Among the entries below, count the lines where the string "Schmitt" occurs, and give only the number.

----------------

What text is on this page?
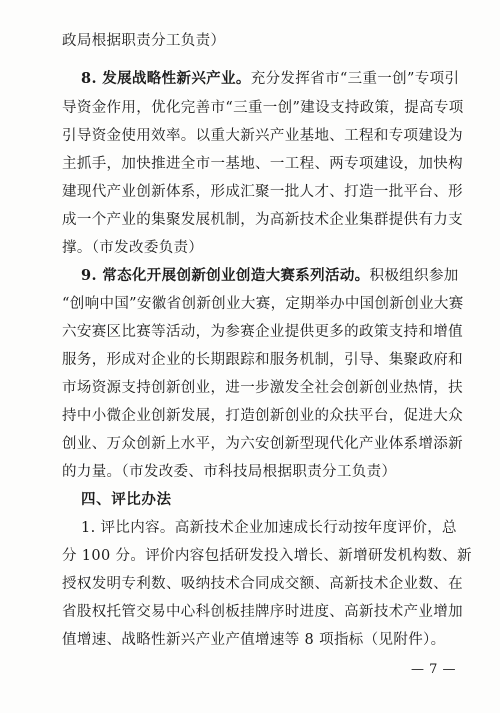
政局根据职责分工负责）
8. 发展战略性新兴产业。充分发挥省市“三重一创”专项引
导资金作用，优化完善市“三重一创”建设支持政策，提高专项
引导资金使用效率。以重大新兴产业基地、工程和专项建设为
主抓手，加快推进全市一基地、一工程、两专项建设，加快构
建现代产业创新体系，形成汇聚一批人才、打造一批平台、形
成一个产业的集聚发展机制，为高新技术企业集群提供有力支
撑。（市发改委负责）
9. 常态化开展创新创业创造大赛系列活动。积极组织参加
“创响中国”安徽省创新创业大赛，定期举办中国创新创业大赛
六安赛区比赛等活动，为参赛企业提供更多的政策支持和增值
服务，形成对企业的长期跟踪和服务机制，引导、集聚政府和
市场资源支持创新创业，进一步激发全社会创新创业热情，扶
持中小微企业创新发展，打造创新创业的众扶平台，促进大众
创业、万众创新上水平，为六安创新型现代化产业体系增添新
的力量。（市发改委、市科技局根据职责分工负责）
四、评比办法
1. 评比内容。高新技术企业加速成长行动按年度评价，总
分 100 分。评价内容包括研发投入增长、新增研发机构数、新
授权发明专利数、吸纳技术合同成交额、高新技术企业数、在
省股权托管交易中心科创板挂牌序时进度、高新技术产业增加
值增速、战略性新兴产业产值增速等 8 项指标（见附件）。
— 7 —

----------------

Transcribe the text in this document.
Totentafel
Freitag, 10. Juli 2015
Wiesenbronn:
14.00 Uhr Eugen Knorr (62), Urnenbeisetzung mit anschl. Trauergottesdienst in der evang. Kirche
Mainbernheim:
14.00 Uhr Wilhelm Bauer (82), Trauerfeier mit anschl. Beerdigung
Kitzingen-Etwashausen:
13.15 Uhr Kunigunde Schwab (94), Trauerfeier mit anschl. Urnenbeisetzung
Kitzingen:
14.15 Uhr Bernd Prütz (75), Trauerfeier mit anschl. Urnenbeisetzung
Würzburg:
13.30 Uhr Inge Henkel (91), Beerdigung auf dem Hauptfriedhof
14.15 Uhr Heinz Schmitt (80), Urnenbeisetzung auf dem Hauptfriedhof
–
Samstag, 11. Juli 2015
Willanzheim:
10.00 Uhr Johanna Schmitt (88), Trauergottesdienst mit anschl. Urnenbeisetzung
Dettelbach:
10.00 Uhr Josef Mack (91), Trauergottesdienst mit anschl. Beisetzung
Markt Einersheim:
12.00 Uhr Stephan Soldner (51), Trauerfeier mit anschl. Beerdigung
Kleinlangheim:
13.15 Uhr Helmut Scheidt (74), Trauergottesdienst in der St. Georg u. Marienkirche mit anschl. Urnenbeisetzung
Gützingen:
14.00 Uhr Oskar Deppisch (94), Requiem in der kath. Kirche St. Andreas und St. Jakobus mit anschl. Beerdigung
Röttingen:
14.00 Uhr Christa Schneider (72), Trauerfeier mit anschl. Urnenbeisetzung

----------------

» **EXPECTED ANSWER**
2